* _Data records_:

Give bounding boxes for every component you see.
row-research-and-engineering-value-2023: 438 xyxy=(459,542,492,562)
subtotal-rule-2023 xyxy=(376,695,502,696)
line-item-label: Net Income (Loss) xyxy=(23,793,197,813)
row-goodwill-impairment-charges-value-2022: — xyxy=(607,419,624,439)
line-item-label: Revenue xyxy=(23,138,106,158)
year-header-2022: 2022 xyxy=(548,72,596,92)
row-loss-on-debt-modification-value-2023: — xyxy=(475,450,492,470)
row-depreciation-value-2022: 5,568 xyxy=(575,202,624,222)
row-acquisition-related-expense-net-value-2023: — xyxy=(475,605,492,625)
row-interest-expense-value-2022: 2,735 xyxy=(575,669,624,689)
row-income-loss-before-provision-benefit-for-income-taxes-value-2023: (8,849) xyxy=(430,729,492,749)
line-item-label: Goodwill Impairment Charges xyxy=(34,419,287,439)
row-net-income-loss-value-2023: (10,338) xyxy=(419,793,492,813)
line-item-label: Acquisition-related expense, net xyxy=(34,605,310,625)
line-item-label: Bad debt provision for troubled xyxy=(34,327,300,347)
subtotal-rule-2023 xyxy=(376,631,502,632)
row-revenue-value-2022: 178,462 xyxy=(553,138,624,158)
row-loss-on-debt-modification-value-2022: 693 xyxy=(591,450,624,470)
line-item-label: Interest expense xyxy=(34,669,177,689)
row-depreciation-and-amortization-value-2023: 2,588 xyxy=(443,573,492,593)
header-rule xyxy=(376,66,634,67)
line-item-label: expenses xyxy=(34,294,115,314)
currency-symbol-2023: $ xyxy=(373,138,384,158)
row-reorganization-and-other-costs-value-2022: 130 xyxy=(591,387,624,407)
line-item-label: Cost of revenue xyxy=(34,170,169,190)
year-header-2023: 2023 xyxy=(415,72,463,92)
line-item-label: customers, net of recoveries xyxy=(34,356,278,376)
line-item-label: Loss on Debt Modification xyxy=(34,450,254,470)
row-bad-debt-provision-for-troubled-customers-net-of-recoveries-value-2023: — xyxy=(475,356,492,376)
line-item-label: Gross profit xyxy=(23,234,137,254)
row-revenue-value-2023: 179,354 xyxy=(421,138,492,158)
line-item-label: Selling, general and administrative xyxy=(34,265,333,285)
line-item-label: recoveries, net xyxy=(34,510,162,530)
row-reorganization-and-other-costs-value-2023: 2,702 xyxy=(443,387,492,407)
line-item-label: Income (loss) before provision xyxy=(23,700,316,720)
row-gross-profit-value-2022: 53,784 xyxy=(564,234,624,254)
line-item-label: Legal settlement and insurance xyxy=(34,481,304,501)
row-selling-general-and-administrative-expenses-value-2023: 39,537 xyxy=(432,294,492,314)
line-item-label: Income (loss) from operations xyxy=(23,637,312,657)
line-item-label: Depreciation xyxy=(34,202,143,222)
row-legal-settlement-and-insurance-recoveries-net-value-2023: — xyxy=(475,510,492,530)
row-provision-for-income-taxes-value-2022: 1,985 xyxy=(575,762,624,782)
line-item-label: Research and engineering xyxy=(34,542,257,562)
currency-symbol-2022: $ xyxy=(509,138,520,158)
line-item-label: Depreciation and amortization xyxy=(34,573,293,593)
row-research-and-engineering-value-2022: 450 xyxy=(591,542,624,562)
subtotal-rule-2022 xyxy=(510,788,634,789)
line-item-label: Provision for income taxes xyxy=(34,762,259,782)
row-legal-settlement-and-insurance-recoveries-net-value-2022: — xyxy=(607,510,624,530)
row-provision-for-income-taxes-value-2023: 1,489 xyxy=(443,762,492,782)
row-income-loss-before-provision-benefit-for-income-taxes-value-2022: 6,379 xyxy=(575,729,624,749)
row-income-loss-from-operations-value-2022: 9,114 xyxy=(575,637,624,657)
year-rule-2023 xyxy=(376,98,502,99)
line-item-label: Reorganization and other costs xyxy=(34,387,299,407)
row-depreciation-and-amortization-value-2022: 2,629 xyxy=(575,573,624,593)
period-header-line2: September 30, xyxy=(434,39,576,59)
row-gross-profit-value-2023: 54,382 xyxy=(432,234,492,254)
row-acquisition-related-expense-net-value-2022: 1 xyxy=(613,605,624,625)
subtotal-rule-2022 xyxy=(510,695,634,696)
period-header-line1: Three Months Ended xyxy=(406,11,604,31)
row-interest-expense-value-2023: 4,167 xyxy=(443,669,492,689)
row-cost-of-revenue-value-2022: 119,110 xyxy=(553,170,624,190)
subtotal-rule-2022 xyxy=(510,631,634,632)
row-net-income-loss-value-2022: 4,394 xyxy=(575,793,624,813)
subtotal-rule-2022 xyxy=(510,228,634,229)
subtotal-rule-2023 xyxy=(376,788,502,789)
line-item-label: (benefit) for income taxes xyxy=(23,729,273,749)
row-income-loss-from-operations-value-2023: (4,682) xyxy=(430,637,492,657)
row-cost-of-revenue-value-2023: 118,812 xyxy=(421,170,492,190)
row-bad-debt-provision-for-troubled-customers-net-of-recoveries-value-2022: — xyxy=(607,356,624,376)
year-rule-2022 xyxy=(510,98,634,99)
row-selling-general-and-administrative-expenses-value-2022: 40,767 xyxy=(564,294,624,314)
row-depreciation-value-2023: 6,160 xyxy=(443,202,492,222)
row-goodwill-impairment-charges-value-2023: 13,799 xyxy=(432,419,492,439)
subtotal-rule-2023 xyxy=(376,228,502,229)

* _Requirement_:
Copy every line of the entries above without any changes.

* _Finished task_:
Give bounding boxes for every component you see.
row-research-and-engineering-value-2023: 438 xyxy=(459,542,492,562)
subtotal-rule-2023 xyxy=(376,695,502,696)
line-item-label: Net Income (Loss) xyxy=(23,793,197,813)
row-goodwill-impairment-charges-value-2022: — xyxy=(607,419,624,439)
line-item-label: Revenue xyxy=(23,138,106,158)
year-header-2022: 2022 xyxy=(548,72,596,92)
row-loss-on-debt-modification-value-2023: — xyxy=(475,450,492,470)
row-depreciation-value-2022: 5,568 xyxy=(575,202,624,222)
row-acquisition-related-expense-net-value-2023: — xyxy=(475,605,492,625)
row-interest-expense-value-2022: 2,735 xyxy=(575,669,624,689)
row-income-loss-before-provision-benefit-for-income-taxes-value-2023: (8,849) xyxy=(430,729,492,749)
line-item-label: Goodwill Impairment Charges xyxy=(34,419,287,439)
row-net-income-loss-value-2023: (10,338) xyxy=(419,793,492,813)
line-item-label: Acquisition-related expense, net xyxy=(34,605,310,625)
line-item-label: Bad debt provision for troubled xyxy=(34,327,300,347)
subtotal-rule-2023 xyxy=(376,631,502,632)
row-revenue-value-2022: 178,462 xyxy=(553,138,624,158)
row-loss-on-debt-modification-value-2022: 693 xyxy=(591,450,624,470)
line-item-label: Interest expense xyxy=(34,669,177,689)
row-depreciation-and-amortization-value-2023: 2,588 xyxy=(443,573,492,593)
header-rule xyxy=(376,66,634,67)
line-item-label: expenses xyxy=(34,294,115,314)
currency-symbol-2023: $ xyxy=(373,138,384,158)
row-reorganization-and-other-costs-value-2022: 130 xyxy=(591,387,624,407)
line-item-label: Cost of revenue xyxy=(34,170,169,190)
year-header-2023: 2023 xyxy=(415,72,463,92)
line-item-label: customers, net of recoveries xyxy=(34,356,278,376)
line-item-label: Loss on Debt Modification xyxy=(34,450,254,470)
row-bad-debt-provision-for-troubled-customers-net-of-recoveries-value-2023: — xyxy=(475,356,492,376)
line-item-label: Gross profit xyxy=(23,234,137,254)
row-revenue-value-2023: 179,354 xyxy=(421,138,492,158)
line-item-label: Selling, general and administrative xyxy=(34,265,333,285)
line-item-label: recoveries, net xyxy=(34,510,162,530)
row-reorganization-and-other-costs-value-2023: 2,702 xyxy=(443,387,492,407)
line-item-label: Income (loss) before provision xyxy=(23,700,316,720)
row-gross-profit-value-2022: 53,784 xyxy=(564,234,624,254)
line-item-label: Legal settlement and insurance xyxy=(34,481,304,501)
row-selling-general-and-administrative-expenses-value-2023: 39,537 xyxy=(432,294,492,314)
line-item-label: Income (loss) from operations xyxy=(23,637,312,657)
line-item-label: Depreciation xyxy=(34,202,143,222)
row-legal-settlement-and-insurance-recoveries-net-value-2023: — xyxy=(475,510,492,530)
row-provision-for-income-taxes-value-2022: 1,985 xyxy=(575,762,624,782)
line-item-label: Research and engineering xyxy=(34,542,257,562)
currency-symbol-2022: $ xyxy=(509,138,520,158)
line-item-label: Depreciation and amortization xyxy=(34,573,293,593)
row-research-and-engineering-value-2022: 450 xyxy=(591,542,624,562)
subtotal-rule-2022 xyxy=(510,788,634,789)
line-item-label: Provision for income taxes xyxy=(34,762,259,782)
row-legal-settlement-and-insurance-recoveries-net-value-2022: — xyxy=(607,510,624,530)
row-provision-for-income-taxes-value-2023: 1,489 xyxy=(443,762,492,782)
row-income-loss-before-provision-benefit-for-income-taxes-value-2022: 6,379 xyxy=(575,729,624,749)
row-income-loss-from-operations-value-2022: 9,114 xyxy=(575,637,624,657)
year-rule-2023 xyxy=(376,98,502,99)
line-item-label: Reorganization and other costs xyxy=(34,387,299,407)
row-depreciation-and-amortization-value-2022: 2,629 xyxy=(575,573,624,593)
period-header-line2: September 30, xyxy=(434,39,576,59)
row-gross-profit-value-2023: 54,382 xyxy=(432,234,492,254)
row-acquisition-related-expense-net-value-2022: 1 xyxy=(613,605,624,625)
subtotal-rule-2022 xyxy=(510,695,634,696)
period-header-line1: Three Months Ended xyxy=(406,11,604,31)
row-interest-expense-value-2023: 4,167 xyxy=(443,669,492,689)
row-cost-of-revenue-value-2022: 119,110 xyxy=(553,170,624,190)
subtotal-rule-2022 xyxy=(510,631,634,632)
row-net-income-loss-value-2022: 4,394 xyxy=(575,793,624,813)
subtotal-rule-2022 xyxy=(510,228,634,229)
subtotal-rule-2023 xyxy=(376,788,502,789)
line-item-label: (benefit) for income taxes xyxy=(23,729,273,749)
row-income-loss-from-operations-value-2023: (4,682) xyxy=(430,637,492,657)
row-cost-of-revenue-value-2023: 118,812 xyxy=(421,170,492,190)
row-bad-debt-provision-for-troubled-customers-net-of-recoveries-value-2022: — xyxy=(607,356,624,376)
year-rule-2022 xyxy=(510,98,634,99)
row-selling-general-and-administrative-expenses-value-2022: 40,767 xyxy=(564,294,624,314)
row-depreciation-value-2023: 6,160 xyxy=(443,202,492,222)
row-goodwill-impairment-charges-value-2023: 13,799 xyxy=(432,419,492,439)
subtotal-rule-2023 xyxy=(376,228,502,229)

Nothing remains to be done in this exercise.